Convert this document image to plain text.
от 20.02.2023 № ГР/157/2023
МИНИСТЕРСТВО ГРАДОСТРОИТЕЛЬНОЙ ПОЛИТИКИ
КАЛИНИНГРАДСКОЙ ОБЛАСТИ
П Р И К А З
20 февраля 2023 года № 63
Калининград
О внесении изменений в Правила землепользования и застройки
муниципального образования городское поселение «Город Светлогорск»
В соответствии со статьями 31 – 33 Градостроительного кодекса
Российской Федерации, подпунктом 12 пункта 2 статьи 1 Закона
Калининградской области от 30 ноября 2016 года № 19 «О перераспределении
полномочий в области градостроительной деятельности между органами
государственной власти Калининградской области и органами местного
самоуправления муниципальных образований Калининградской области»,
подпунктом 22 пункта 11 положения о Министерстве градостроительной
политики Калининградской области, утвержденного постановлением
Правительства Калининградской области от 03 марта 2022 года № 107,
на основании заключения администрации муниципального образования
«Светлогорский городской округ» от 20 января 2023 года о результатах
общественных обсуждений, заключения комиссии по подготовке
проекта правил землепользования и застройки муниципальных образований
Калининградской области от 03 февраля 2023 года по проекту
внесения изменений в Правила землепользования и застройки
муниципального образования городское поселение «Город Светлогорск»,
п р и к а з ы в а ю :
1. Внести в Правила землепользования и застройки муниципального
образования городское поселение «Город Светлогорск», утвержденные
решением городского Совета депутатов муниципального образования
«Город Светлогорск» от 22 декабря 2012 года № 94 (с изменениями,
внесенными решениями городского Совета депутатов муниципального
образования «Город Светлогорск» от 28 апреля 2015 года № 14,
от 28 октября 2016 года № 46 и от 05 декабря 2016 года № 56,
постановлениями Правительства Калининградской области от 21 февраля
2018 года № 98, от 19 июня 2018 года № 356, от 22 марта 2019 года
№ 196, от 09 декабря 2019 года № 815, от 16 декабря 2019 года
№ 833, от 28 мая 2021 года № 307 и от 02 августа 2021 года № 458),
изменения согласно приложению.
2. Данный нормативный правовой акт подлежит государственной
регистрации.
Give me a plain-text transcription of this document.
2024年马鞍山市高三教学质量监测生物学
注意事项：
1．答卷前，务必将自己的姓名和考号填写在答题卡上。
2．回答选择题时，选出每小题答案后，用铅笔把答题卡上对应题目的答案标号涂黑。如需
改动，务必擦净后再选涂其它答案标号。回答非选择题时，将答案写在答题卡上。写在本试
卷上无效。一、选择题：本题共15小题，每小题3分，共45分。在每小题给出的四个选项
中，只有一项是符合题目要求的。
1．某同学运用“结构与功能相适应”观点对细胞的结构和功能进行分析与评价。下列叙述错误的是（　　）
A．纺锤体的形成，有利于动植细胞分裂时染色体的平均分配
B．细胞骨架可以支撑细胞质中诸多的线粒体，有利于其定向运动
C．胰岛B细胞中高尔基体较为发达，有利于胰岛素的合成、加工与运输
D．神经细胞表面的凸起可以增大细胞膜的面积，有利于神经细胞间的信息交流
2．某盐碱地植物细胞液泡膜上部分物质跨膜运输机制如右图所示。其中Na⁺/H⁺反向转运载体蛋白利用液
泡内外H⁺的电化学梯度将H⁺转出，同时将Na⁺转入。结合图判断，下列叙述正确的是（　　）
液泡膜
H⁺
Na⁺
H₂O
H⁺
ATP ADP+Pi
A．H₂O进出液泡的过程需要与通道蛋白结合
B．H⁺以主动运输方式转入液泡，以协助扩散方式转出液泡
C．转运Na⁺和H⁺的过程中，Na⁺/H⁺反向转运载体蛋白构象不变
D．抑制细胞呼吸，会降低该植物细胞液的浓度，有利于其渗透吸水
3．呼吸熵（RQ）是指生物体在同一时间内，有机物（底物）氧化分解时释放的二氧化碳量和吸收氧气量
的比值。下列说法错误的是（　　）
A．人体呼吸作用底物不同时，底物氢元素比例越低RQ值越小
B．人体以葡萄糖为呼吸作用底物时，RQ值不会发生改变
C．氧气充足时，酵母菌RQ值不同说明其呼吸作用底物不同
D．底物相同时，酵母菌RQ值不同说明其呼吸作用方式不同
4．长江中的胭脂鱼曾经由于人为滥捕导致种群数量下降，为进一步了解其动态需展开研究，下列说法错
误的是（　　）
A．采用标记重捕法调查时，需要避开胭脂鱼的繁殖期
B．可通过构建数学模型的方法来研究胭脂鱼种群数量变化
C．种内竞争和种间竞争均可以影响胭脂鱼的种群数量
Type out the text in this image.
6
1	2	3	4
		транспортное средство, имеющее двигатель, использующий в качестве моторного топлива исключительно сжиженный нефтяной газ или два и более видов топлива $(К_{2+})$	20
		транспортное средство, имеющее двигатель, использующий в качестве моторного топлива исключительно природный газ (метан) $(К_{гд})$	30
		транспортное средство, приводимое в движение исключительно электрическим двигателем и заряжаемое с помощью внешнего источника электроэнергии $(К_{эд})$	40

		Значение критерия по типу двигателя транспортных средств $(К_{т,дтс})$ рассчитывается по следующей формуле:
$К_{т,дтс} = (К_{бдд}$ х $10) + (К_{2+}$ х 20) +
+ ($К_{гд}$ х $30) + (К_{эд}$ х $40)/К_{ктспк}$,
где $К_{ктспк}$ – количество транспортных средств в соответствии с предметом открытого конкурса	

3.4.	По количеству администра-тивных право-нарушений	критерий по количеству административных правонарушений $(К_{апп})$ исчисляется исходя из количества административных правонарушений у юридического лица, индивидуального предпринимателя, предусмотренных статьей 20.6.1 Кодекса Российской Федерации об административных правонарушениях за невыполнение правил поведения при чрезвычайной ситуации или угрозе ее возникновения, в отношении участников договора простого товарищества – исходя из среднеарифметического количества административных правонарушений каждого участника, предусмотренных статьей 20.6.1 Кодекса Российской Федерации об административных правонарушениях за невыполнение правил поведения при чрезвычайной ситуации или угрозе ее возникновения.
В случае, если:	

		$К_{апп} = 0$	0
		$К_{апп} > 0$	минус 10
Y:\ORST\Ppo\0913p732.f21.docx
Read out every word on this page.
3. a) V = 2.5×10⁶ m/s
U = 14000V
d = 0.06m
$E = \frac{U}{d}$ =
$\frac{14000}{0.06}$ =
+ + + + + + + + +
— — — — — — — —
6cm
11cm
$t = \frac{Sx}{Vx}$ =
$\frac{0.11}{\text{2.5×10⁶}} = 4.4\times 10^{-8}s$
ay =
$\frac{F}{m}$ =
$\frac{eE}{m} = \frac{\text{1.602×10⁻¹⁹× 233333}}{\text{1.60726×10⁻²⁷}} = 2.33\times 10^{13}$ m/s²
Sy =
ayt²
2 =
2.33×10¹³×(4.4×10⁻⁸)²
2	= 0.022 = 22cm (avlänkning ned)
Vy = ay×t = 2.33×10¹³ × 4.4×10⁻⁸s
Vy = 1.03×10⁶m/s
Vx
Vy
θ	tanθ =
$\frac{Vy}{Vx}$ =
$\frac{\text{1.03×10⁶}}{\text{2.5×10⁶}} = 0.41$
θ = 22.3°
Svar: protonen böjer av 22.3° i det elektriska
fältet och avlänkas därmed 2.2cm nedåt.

==============================

What the exercise asks:
Look for the word "ктспк" and return every line where it occurs.

Answer to the task:
+ ($К_{гд}$ х $30) + (К_{эд}$ х $40)/К_{ктспк}$,
где $К_{ктспк}$ – количество транспортных средств в соответствии с предметом открытого конкурса	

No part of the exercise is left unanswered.